Gather all lines in the data that hold the string "panel".
----------------
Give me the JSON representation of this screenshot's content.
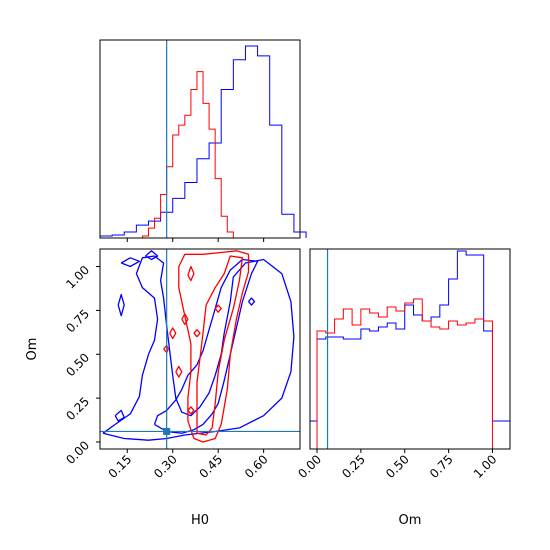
{
  "chart_data": [
    {
      "type": "histogram",
      "panel": "H0-marginal",
      "xlim": [
        0.06,
        0.72
      ],
      "truth_x": 0.28,
      "series": [
        {
          "color": "#0000ff",
          "bin_edges": [
            0.06,
            0.1,
            0.14,
            0.18,
            0.22,
            0.26,
            0.3,
            0.34,
            0.38,
            0.42,
            0.46,
            0.5,
            0.54,
            0.58,
            0.62,
            0.66,
            0.7,
            0.74
          ],
          "counts": [
            0.01,
            0.015,
            0.03,
            0.065,
            0.085,
            0.13,
            0.2,
            0.28,
            0.4,
            0.48,
            0.75,
            0.9,
            0.97,
            0.92,
            0.57,
            0.12,
            0.03
          ]
        },
        {
          "color": "#ff0000",
          "bin_edges": [
            0.2,
            0.22,
            0.24,
            0.26,
            0.28,
            0.3,
            0.32,
            0.34,
            0.36,
            0.38,
            0.4,
            0.42,
            0.44,
            0.46,
            0.48,
            0.5
          ],
          "counts": [
            0.01,
            0.05,
            0.1,
            0.22,
            0.36,
            0.52,
            0.57,
            0.62,
            0.75,
            0.84,
            0.68,
            0.55,
            0.3,
            0.11,
            0.03
          ]
        }
      ]
    },
    {
      "type": "contour",
      "panel": "H0-Om-joint",
      "xlabel": "H0",
      "ylabel": "Om",
      "xlim": [
        0.06,
        0.72
      ],
      "ylim": [
        -0.04,
        1.1
      ],
      "xticks": [
        "0.15",
        "0.30",
        "0.45",
        "0.60"
      ],
      "xtick_values": [
        0.15,
        0.3,
        0.45,
        0.6
      ],
      "yticks": [
        "0.00",
        "0.25",
        "0.50",
        "0.75",
        "1.00"
      ],
      "ytick_values": [
        0.0,
        0.25,
        0.5,
        0.75,
        1.0
      ],
      "truth": [
        0.28,
        0.06
      ],
      "series": [
        {
          "color": "#0000ff",
          "contours": [
            [
              [
                0.07,
                0.05
              ],
              [
                0.14,
                0.02
              ],
              [
                0.22,
                0.01
              ],
              [
                0.28,
                0.02
              ],
              [
                0.34,
                0.04
              ],
              [
                0.44,
                0.06
              ],
              [
                0.52,
                0.08
              ],
              [
                0.6,
                0.15
              ],
              [
                0.66,
                0.25
              ],
              [
                0.69,
                0.4
              ],
              [
                0.7,
                0.6
              ],
              [
                0.69,
                0.8
              ],
              [
                0.66,
                0.96
              ],
              [
                0.6,
                1.04
              ],
              [
                0.54,
                1.02
              ],
              [
                0.5,
                0.94
              ],
              [
                0.49,
                0.8
              ],
              [
                0.47,
                0.62
              ],
              [
                0.46,
                0.5
              ],
              [
                0.44,
                0.38
              ],
              [
                0.42,
                0.28
              ],
              [
                0.39,
                0.2
              ],
              [
                0.36,
                0.15
              ],
              [
                0.33,
                0.17
              ],
              [
                0.31,
                0.25
              ],
              [
                0.3,
                0.38
              ],
              [
                0.29,
                0.52
              ],
              [
                0.28,
                0.66
              ],
              [
                0.27,
                0.82
              ],
              [
                0.26,
                0.92
              ],
              [
                0.27,
                1.02
              ],
              [
                0.24,
                1.06
              ],
              [
                0.2,
                1.05
              ],
              [
                0.18,
                0.96
              ],
              [
                0.2,
                0.88
              ],
              [
                0.24,
                0.82
              ],
              [
                0.25,
                0.7
              ],
              [
                0.24,
                0.58
              ],
              [
                0.22,
                0.5
              ],
              [
                0.2,
                0.38
              ],
              [
                0.19,
                0.26
              ],
              [
                0.16,
                0.16
              ],
              [
                0.11,
                0.1
              ],
              [
                0.07,
                0.05
              ]
            ],
            [
              [
                0.24,
                0.1
              ],
              [
                0.28,
                0.06
              ],
              [
                0.33,
                0.05
              ],
              [
                0.37,
                0.07
              ],
              [
                0.4,
                0.1
              ],
              [
                0.43,
                0.16
              ],
              [
                0.45,
                0.22
              ],
              [
                0.47,
                0.35
              ],
              [
                0.49,
                0.5
              ],
              [
                0.51,
                0.65
              ],
              [
                0.53,
                0.8
              ],
              [
                0.56,
                0.96
              ],
              [
                0.58,
                1.03
              ],
              [
                0.53,
                1.04
              ],
              [
                0.49,
                0.98
              ],
              [
                0.46,
                0.88
              ],
              [
                0.44,
                0.76
              ],
              [
                0.42,
                0.64
              ],
              [
                0.4,
                0.52
              ],
              [
                0.38,
                0.44
              ],
              [
                0.35,
                0.38
              ],
              [
                0.33,
                0.3
              ],
              [
                0.31,
                0.24
              ],
              [
                0.28,
                0.18
              ],
              [
                0.25,
                0.15
              ],
              [
                0.24,
                0.1
              ]
            ],
            [
              [
                0.12,
                0.78
              ],
              [
                0.13,
                0.84
              ],
              [
                0.14,
                0.78
              ],
              [
                0.13,
                0.72
              ],
              [
                0.12,
                0.78
              ]
            ],
            [
              [
                0.11,
                0.15
              ],
              [
                0.13,
                0.18
              ],
              [
                0.14,
                0.14
              ],
              [
                0.12,
                0.12
              ],
              [
                0.11,
                0.15
              ]
            ],
            [
              [
                0.13,
                1.02
              ],
              [
                0.16,
                1.05
              ],
              [
                0.19,
                1.03
              ],
              [
                0.16,
                1.0
              ],
              [
                0.13,
                1.02
              ]
            ],
            [
              [
                0.21,
                1.06
              ],
              [
                0.23,
                1.09
              ],
              [
                0.25,
                1.06
              ],
              [
                0.23,
                1.04
              ],
              [
                0.21,
                1.06
              ]
            ],
            [
              [
                0.55,
                0.8
              ],
              [
                0.56,
                0.82
              ],
              [
                0.57,
                0.8
              ],
              [
                0.56,
                0.78
              ],
              [
                0.55,
                0.8
              ]
            ]
          ]
        },
        {
          "color": "#ff0000",
          "contours": [
            [
              [
                0.37,
                0.02
              ],
              [
                0.4,
                0.0
              ],
              [
                0.44,
                0.02
              ],
              [
                0.46,
                0.1
              ],
              [
                0.48,
                0.3
              ],
              [
                0.49,
                0.5
              ],
              [
                0.51,
                0.7
              ],
              [
                0.53,
                0.85
              ],
              [
                0.55,
                0.97
              ],
              [
                0.55,
                1.07
              ],
              [
                0.51,
                1.09
              ],
              [
                0.46,
                1.08
              ],
              [
                0.4,
                1.07
              ],
              [
                0.34,
                1.07
              ],
              [
                0.32,
                1.0
              ],
              [
                0.32,
                0.88
              ],
              [
                0.34,
                0.72
              ],
              [
                0.36,
                0.56
              ],
              [
                0.36,
                0.4
              ],
              [
                0.35,
                0.25
              ],
              [
                0.35,
                0.12
              ],
              [
                0.37,
                0.02
              ]
            ],
            [
              [
                0.38,
                0.05
              ],
              [
                0.41,
                0.04
              ],
              [
                0.43,
                0.08
              ],
              [
                0.44,
                0.22
              ],
              [
                0.45,
                0.4
              ],
              [
                0.47,
                0.58
              ],
              [
                0.5,
                0.76
              ],
              [
                0.52,
                0.92
              ],
              [
                0.53,
                1.05
              ],
              [
                0.49,
                1.06
              ],
              [
                0.47,
                0.96
              ],
              [
                0.44,
                0.88
              ],
              [
                0.41,
                0.78
              ],
              [
                0.4,
                0.62
              ],
              [
                0.39,
                0.48
              ],
              [
                0.38,
                0.34
              ],
              [
                0.38,
                0.2
              ],
              [
                0.38,
                0.05
              ]
            ],
            [
              [
                0.35,
                0.95
              ],
              [
                0.36,
                1.0
              ],
              [
                0.37,
                0.96
              ],
              [
                0.36,
                0.92
              ],
              [
                0.35,
                0.95
              ]
            ],
            [
              [
                0.29,
                0.62
              ],
              [
                0.3,
                0.65
              ],
              [
                0.31,
                0.62
              ],
              [
                0.3,
                0.59
              ],
              [
                0.29,
                0.62
              ]
            ],
            [
              [
                0.33,
                0.7
              ],
              [
                0.34,
                0.73
              ],
              [
                0.35,
                0.7
              ],
              [
                0.34,
                0.67
              ],
              [
                0.33,
                0.7
              ]
            ],
            [
              [
                0.27,
                0.53
              ],
              [
                0.28,
                0.55
              ],
              [
                0.285,
                0.53
              ],
              [
                0.28,
                0.51
              ],
              [
                0.27,
                0.53
              ]
            ],
            [
              [
                0.31,
                0.4
              ],
              [
                0.32,
                0.43
              ],
              [
                0.33,
                0.4
              ],
              [
                0.32,
                0.37
              ],
              [
                0.31,
                0.4
              ]
            ],
            [
              [
                0.37,
                0.62
              ],
              [
                0.38,
                0.64
              ],
              [
                0.39,
                0.62
              ],
              [
                0.38,
                0.6
              ],
              [
                0.37,
                0.62
              ]
            ],
            [
              [
                0.35,
                0.18
              ],
              [
                0.36,
                0.2
              ],
              [
                0.37,
                0.18
              ],
              [
                0.36,
                0.16
              ],
              [
                0.35,
                0.18
              ]
            ],
            [
              [
                0.44,
                0.76
              ],
              [
                0.45,
                0.78
              ],
              [
                0.46,
                0.76
              ],
              [
                0.45,
                0.74
              ],
              [
                0.44,
                0.76
              ]
            ]
          ]
        }
      ]
    },
    {
      "type": "histogram",
      "panel": "Om-marginal",
      "xlabel": "Om",
      "xlim": [
        -0.04,
        1.1
      ],
      "xticks": [
        "0.00",
        "0.25",
        "0.50",
        "0.75",
        "1.00"
      ],
      "xtick_values": [
        0.0,
        0.25,
        0.5,
        0.75,
        1.0
      ],
      "truth_x": 0.06,
      "series": [
        {
          "color": "#0000ff",
          "bin_edges": [
            -0.04,
            0.0,
            0.05,
            0.1,
            0.15,
            0.2,
            0.25,
            0.3,
            0.35,
            0.4,
            0.45,
            0.5,
            0.55,
            0.6,
            0.65,
            0.7,
            0.75,
            0.8,
            0.85,
            0.9,
            0.95,
            1.0,
            1.05,
            1.1
          ],
          "counts": [
            0.14,
            0.55,
            0.56,
            0.56,
            0.55,
            0.55,
            0.6,
            0.59,
            0.61,
            0.63,
            0.6,
            0.72,
            0.67,
            0.64,
            0.66,
            0.72,
            0.85,
            0.99,
            0.97,
            0.97,
            0.59,
            0.14,
            0.14
          ]
        },
        {
          "color": "#ff0000",
          "bin_edges": [
            0.0,
            0.05,
            0.1,
            0.15,
            0.2,
            0.25,
            0.3,
            0.35,
            0.4,
            0.45,
            0.5,
            0.55,
            0.6,
            0.65,
            0.7,
            0.75,
            0.8,
            0.85,
            0.9,
            0.95,
            1.0
          ],
          "counts": [
            0.59,
            0.58,
            0.65,
            0.7,
            0.62,
            0.7,
            0.68,
            0.66,
            0.71,
            0.69,
            0.73,
            0.75,
            0.64,
            0.61,
            0.6,
            0.64,
            0.62,
            0.63,
            0.65,
            0.64
          ]
        }
      ]
    }
  ]
}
----------------
[Task output]:
      "panel": "H0-marginal",
      "panel": "H0-Om-joint",
      "panel": "Om-marginal",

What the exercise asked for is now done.